** TEXTE DE L'EXERCICE **
########################################

D'un côté, le terroriste est bien, en effet, celui qui, poursuivant une fin déterminée par l'idéologie, comme la Révolution et se trouve entraîné à utiliser des moyens de plus en plus extrêmes au service d'un but qui recule sans cesse - et pour cause- bien qu'il croie toujours l'atteindre avec un supplément de violence ou de dévouement à la cause
Dans cette optique, l"idéologie est à la fois motivante (elle incite, elle suscite une passion) et déréalisante (elle s'interpose entre le réel et l'activiste voire le terroriste).

########################################

** JEU DE DONNÉES **

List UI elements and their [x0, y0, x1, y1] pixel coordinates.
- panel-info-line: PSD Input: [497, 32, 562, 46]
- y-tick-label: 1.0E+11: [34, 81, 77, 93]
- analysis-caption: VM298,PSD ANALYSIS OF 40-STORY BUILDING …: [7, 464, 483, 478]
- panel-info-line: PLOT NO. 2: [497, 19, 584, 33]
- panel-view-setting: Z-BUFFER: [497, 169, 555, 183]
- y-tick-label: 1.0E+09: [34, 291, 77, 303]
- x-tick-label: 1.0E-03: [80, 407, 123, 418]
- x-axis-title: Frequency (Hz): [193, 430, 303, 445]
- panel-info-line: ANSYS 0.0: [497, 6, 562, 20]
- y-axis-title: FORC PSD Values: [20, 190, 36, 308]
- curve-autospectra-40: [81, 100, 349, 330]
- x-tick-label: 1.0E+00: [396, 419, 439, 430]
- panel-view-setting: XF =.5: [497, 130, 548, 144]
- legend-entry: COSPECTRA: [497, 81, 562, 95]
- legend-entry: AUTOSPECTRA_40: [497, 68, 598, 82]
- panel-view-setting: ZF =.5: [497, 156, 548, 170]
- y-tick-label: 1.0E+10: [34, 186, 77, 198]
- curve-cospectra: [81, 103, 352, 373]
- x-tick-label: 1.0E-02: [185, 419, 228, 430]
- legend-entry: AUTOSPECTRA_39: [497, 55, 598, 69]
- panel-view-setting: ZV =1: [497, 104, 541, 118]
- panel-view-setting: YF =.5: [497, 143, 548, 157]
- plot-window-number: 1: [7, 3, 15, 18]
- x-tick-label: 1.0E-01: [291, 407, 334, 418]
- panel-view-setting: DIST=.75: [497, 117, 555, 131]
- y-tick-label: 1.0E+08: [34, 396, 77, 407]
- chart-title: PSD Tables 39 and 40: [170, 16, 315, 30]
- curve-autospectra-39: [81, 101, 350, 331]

########################################

** ACTIONS DEMANDÉES **
• 1. D'après le texte sur le terrorisme et l'idéologie, quels sont les deux qualificatifs attribués simultanément à l'idéologie ?
• 2. Prolongez le texte sur le terrorisme et l'idéologie à la suite de sa dernière phrase.
Ce matériel n'a aucun lien avec le texte sur le terrorisme et l'idéologie.

** RÉSULTATS ATTENDUS **
• 1. Elle est à la fois motivante et déréalisante.

• 2.
- Troisième interprétation du rapport idéologie/terrorisme, qui est suggérée par une phrase de Camus dans les Justes : "Quand il tue un homme, il croit tuer une idée". C'est plutôt un développement de l'idée précédente qu'une alternative : le problème ne serait pas tant que le terroriste perde le sens moral ou le sens commun dans la folle poursuite de son rêve, c'est qu'il y trouve trop de sens. Il a une vision symbolique de la réalité. Là où nous voyons un fonctionnaire ou un policier, le terroriste voit une incarnation de l'État ou de la Répression. Là où nous pensons qu'il y a des victimes innocentes dans un autobus et un kamikaze dément qui se fait sauter, ce dernier évalue un système compliqué de compensation : il n'échange pas sa mort contre un certain nombre de houris au paradis (ce serait un peu simpliste), mais où s'applique la loi du talion. le sang versé aujourd'hui s'inscrit dans une comptabilité séculaire des morts de l'Oumma et chez ses ennemis. Là où les statistiques constateront le X° attentat à l'explosif de l'année, le terroriste pensera qu'il s'agit d'un épisode décisif du développement de la lutte politico-militaire des masses et qu'elles ont reçu là un message décisif qui transformera leur conscience. L'idéologie serait donc coupable par emphase et surinterprétation.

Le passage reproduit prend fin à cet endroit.